Exercise description: Convert the entries from their first line through the line containing "- svg-text:0.75: 0.75: [370, 53, 376, 57]", inclusive, into a Markdown table with the columns Row and Line. Number each row and omit blank lines.
## START
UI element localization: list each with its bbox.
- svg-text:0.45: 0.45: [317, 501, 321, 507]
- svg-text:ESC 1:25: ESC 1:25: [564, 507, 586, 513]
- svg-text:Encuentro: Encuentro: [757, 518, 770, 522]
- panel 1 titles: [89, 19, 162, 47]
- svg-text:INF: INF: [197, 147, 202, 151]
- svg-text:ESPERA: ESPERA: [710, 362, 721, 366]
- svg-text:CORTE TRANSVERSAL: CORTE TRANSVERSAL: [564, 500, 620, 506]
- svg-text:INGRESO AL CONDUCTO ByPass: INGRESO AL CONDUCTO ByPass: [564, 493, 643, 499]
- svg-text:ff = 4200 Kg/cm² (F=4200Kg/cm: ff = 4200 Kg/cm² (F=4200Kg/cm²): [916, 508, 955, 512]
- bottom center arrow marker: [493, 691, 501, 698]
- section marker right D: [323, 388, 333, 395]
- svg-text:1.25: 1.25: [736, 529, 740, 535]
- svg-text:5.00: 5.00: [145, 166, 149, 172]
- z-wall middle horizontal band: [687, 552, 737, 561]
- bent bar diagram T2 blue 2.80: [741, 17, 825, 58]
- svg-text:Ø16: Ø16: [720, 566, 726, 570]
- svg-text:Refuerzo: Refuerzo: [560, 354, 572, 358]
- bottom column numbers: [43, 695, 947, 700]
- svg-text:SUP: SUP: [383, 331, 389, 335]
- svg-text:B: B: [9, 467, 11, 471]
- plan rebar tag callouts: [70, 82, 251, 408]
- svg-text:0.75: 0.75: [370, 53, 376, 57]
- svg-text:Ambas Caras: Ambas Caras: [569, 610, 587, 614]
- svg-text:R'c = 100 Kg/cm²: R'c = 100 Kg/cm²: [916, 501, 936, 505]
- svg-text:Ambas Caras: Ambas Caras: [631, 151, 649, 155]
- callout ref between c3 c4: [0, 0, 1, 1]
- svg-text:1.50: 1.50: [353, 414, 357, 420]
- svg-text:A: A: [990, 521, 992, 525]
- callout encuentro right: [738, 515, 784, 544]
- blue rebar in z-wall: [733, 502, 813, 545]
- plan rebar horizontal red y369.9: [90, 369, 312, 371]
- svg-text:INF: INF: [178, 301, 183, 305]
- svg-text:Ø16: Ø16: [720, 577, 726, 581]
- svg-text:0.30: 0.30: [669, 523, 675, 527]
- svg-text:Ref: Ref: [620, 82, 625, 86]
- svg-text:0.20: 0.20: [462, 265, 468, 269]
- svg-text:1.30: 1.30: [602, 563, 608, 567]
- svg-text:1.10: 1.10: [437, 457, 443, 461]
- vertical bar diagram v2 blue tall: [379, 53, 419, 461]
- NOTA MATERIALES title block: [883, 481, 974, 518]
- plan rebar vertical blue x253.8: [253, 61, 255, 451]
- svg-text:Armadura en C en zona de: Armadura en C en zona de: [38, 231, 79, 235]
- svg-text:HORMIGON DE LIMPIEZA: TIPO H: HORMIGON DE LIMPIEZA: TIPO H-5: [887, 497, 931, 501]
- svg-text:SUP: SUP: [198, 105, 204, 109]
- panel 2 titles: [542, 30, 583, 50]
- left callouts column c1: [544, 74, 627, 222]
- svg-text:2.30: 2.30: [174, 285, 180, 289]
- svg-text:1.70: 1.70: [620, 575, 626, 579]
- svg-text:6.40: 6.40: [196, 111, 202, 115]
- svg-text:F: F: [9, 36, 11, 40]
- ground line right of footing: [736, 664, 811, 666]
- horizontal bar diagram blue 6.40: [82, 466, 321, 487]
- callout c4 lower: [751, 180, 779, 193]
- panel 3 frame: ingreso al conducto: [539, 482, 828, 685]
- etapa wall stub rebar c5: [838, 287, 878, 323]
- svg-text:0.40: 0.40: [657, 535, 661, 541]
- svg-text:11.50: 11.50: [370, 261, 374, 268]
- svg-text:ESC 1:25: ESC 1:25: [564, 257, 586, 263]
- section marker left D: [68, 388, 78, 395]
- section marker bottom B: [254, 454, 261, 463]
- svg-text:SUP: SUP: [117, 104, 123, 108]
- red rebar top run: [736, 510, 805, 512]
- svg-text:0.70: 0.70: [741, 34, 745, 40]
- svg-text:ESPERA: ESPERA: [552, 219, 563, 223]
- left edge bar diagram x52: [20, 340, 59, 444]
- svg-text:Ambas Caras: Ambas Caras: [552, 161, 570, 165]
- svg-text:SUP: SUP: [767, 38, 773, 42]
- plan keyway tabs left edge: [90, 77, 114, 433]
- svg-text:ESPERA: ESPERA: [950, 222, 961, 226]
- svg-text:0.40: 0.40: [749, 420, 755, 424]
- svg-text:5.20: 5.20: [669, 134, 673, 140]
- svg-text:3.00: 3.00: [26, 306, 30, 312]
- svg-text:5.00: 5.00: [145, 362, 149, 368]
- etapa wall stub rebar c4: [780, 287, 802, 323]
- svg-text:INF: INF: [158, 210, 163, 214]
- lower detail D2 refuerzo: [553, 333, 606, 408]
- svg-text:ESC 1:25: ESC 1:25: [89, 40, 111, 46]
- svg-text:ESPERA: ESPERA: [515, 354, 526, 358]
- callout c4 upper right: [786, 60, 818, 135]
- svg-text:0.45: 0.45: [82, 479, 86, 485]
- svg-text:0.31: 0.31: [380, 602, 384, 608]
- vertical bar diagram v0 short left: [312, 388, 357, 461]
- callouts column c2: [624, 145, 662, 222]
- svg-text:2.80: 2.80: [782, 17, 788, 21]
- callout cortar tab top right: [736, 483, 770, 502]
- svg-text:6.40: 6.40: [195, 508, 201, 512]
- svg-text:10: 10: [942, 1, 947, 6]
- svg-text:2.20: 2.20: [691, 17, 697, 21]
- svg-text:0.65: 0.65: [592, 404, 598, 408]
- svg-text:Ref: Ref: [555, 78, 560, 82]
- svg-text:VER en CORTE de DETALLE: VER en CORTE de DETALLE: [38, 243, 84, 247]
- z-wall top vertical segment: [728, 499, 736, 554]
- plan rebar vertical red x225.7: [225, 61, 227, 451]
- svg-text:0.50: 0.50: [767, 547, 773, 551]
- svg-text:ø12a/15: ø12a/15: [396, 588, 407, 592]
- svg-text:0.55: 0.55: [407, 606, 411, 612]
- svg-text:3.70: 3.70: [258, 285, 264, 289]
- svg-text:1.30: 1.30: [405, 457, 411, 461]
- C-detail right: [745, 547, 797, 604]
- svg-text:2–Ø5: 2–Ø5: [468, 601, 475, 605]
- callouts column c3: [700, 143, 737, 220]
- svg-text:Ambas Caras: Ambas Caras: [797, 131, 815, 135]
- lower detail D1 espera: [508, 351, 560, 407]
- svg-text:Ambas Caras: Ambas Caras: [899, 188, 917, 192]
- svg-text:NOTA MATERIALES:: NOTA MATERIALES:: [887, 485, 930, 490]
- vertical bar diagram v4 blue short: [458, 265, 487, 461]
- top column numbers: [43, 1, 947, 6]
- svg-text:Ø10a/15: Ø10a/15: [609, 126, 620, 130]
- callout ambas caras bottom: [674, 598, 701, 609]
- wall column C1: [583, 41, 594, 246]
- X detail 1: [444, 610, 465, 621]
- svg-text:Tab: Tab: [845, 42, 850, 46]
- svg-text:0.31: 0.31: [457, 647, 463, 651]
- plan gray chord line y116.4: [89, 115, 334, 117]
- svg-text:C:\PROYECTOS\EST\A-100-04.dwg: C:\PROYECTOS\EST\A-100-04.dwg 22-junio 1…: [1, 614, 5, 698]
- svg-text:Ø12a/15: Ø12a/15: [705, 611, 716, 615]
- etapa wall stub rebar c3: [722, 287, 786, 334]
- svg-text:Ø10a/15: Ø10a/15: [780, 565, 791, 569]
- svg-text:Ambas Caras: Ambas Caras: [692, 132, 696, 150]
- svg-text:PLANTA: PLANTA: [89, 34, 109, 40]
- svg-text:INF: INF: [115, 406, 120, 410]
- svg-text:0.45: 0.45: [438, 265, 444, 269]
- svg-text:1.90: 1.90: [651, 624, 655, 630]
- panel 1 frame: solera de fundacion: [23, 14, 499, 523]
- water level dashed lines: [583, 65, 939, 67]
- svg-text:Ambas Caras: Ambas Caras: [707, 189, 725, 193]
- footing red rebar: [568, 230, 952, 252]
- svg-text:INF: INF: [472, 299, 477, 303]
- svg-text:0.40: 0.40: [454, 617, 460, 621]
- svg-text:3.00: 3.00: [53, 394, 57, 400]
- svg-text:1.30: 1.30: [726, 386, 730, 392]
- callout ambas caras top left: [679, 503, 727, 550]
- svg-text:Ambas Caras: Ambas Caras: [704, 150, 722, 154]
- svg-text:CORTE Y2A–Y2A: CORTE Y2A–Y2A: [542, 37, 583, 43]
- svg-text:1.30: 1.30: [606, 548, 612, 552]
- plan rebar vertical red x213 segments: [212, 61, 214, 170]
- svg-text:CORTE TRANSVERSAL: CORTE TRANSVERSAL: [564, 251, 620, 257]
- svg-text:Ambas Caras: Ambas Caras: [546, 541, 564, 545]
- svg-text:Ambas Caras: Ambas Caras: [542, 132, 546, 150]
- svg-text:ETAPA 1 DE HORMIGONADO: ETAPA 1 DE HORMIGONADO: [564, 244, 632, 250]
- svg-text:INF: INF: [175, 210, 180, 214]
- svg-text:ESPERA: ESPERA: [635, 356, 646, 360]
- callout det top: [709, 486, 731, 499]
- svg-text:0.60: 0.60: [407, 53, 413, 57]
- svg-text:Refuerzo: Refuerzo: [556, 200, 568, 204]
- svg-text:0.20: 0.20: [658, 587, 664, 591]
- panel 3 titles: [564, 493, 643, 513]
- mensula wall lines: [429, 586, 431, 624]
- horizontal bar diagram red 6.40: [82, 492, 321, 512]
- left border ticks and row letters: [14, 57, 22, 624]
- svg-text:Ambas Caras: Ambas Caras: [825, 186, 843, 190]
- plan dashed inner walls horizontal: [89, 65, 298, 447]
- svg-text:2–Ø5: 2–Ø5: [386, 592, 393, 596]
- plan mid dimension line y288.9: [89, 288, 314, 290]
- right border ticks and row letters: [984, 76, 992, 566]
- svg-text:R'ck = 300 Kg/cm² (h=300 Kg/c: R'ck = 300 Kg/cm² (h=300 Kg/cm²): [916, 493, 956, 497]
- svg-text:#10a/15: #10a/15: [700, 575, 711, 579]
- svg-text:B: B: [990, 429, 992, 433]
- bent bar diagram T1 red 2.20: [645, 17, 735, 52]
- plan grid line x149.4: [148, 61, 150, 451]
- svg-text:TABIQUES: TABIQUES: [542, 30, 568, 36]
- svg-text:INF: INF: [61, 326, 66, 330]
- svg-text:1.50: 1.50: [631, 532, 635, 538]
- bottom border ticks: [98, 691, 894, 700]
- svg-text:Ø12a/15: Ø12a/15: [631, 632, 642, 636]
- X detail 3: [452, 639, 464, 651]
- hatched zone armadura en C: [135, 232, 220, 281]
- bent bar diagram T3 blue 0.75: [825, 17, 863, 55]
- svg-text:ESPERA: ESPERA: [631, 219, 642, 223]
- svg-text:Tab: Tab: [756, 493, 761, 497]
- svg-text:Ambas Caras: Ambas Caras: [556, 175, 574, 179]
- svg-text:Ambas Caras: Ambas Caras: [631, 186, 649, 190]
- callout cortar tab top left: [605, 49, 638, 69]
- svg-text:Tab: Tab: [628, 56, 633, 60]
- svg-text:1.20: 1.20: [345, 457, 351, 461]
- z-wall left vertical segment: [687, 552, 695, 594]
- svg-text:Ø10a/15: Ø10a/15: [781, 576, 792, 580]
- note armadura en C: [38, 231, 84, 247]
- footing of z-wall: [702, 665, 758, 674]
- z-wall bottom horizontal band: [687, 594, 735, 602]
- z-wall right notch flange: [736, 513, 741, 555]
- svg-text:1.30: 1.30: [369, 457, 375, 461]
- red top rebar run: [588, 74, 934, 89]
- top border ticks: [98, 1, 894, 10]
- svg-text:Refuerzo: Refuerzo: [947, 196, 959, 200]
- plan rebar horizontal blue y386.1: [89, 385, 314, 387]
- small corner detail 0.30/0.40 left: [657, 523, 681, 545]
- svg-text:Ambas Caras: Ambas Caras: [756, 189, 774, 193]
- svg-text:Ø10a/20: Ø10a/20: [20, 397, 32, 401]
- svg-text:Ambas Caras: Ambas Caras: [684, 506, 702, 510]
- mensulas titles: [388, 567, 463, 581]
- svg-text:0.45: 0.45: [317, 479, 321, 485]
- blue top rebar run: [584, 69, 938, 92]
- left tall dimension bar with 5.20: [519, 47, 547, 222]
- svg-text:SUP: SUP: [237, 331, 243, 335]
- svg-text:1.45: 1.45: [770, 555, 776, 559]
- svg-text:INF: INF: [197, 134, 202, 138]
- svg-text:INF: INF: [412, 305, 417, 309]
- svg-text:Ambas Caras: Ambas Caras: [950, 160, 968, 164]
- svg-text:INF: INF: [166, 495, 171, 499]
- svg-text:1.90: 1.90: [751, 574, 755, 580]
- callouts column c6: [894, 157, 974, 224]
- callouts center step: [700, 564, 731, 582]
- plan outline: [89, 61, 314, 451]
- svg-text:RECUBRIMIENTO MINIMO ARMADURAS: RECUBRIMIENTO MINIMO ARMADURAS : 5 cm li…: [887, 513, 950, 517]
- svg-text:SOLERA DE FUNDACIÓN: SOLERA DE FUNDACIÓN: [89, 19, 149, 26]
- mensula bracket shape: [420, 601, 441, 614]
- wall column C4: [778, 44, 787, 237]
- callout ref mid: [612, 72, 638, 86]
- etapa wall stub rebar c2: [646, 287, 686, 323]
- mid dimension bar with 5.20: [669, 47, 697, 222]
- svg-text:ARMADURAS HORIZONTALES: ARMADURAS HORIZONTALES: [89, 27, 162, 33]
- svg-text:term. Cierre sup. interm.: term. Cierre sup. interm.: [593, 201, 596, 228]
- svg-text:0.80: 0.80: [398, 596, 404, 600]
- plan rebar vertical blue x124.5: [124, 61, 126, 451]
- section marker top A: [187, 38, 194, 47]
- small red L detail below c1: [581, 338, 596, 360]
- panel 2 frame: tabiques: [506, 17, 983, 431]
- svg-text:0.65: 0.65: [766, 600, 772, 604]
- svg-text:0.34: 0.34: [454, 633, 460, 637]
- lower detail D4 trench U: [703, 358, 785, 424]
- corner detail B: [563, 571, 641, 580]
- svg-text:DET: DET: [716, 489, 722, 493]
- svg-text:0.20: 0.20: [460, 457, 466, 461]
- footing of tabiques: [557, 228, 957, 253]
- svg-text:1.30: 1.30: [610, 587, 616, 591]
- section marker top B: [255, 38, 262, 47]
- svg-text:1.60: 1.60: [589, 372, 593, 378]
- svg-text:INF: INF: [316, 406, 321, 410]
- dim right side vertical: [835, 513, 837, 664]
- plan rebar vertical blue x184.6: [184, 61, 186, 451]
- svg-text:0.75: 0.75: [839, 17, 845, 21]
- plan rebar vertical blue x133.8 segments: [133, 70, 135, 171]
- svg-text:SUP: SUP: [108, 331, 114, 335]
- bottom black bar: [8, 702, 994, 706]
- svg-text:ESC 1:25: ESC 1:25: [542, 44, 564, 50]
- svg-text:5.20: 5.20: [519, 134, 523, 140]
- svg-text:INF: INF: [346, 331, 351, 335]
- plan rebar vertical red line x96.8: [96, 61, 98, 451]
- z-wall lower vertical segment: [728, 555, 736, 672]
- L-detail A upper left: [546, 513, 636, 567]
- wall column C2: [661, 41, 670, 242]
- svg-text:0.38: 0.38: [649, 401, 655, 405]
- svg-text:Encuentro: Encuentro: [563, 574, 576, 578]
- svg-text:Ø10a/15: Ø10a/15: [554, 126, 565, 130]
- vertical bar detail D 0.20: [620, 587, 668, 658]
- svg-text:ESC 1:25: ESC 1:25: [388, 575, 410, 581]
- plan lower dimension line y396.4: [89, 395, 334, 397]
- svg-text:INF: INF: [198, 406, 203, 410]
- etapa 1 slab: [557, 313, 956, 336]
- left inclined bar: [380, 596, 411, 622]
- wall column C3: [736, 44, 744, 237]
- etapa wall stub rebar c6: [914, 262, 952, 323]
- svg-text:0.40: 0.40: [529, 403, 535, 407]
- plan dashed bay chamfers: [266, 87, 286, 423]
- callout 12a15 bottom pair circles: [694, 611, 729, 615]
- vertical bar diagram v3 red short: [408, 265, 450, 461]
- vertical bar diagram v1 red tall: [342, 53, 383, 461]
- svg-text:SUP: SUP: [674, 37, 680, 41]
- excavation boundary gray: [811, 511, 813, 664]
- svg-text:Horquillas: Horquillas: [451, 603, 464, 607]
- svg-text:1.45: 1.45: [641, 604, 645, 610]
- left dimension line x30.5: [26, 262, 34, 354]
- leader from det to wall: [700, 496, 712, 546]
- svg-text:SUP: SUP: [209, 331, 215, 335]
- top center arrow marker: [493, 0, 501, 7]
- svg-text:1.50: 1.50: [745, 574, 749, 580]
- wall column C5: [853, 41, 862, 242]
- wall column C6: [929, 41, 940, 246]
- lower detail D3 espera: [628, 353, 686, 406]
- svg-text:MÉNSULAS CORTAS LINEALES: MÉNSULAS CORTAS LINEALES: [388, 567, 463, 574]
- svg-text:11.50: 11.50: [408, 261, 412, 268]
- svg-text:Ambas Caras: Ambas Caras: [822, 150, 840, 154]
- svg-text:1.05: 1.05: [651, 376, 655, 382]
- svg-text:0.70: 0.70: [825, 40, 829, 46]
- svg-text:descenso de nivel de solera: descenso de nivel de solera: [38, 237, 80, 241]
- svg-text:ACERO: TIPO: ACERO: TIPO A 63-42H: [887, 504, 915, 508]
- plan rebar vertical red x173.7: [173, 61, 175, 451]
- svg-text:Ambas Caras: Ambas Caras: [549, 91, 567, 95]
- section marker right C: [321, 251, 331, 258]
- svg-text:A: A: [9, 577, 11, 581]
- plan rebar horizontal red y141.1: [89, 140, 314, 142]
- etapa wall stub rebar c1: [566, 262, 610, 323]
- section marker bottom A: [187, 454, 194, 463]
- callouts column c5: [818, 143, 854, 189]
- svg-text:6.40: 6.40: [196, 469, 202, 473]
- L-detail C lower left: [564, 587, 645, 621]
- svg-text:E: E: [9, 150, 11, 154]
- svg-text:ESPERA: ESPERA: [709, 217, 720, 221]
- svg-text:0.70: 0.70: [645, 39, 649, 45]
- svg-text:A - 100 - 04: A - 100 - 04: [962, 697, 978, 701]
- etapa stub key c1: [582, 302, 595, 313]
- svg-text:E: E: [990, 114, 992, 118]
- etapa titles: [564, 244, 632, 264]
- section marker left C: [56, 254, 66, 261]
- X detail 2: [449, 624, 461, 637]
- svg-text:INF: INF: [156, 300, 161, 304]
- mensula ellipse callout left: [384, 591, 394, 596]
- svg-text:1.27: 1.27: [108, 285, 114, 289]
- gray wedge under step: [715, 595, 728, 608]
## END
Answer below:
| Row | Line |
|---|---|
| 1 | UI element localization: list each with its bbox. |
| 2 | - svg-text:0.45: 0.45: [317, 501, 321, 507] |
| 3 | - svg-text:ESC 1:25: ESC 1:25: [564, 507, 586, 513] |
| 4 | - svg-text:Encuentro: Encuentro: [757, 518, 770, 522] |
| 5 | - panel 1 titles: [89, 19, 162, 47] |
| 6 | - svg-text:INF: INF: [197, 147, 202, 151] |
| 7 | - svg-text:ESPERA: ESPERA: [710, 362, 721, 366] |
| 8 | - svg-text:CORTE TRANSVERSAL: CORTE TRANSVERSAL: [564, 500, 620, 506] |
| 9 | - svg-text:INGRESO AL CONDUCTO ByPass: INGRESO AL CONDUCTO ByPass: [564, 493, 643, 499] |
| 10 | - svg-text:ff = 4200 Kg/cm² (F=4200Kg/cm: ff = 4200 Kg/cm² (F=4200Kg/cm²): [916, 508, 955, 512] |
| 11 | - bottom center arrow marker: [493, 691, 501, 698] |
| 12 | - section marker right D: [323, 388, 333, 395] |
| 13 | - svg-text:1.25: 1.25: [736, 529, 740, 535] |
| 14 | - svg-text:5.00: 5.00: [145, 166, 149, 172] |
| 15 | - z-wall middle horizontal band: [687, 552, 737, 561] |
| 16 | - bent bar diagram T2 blue 2.80: [741, 17, 825, 58] |
| 17 | - svg-text:Ø16: Ø16: [720, 566, 726, 570] |
| 18 | - svg-text:Refuerzo: Refuerzo: [560, 354, 572, 358] |
| 19 | - bottom column numbers: [43, 695, 947, 700] |
| 20 | - svg-text:SUP: SUP: [383, 331, 389, 335] |
| 21 | - svg-text:B: B: [9, 467, 11, 471] |
| 22 | - plan rebar tag callouts: [70, 82, 251, 408] |
| 23 | - svg-text:0.75: 0.75: [370, 53, 376, 57] |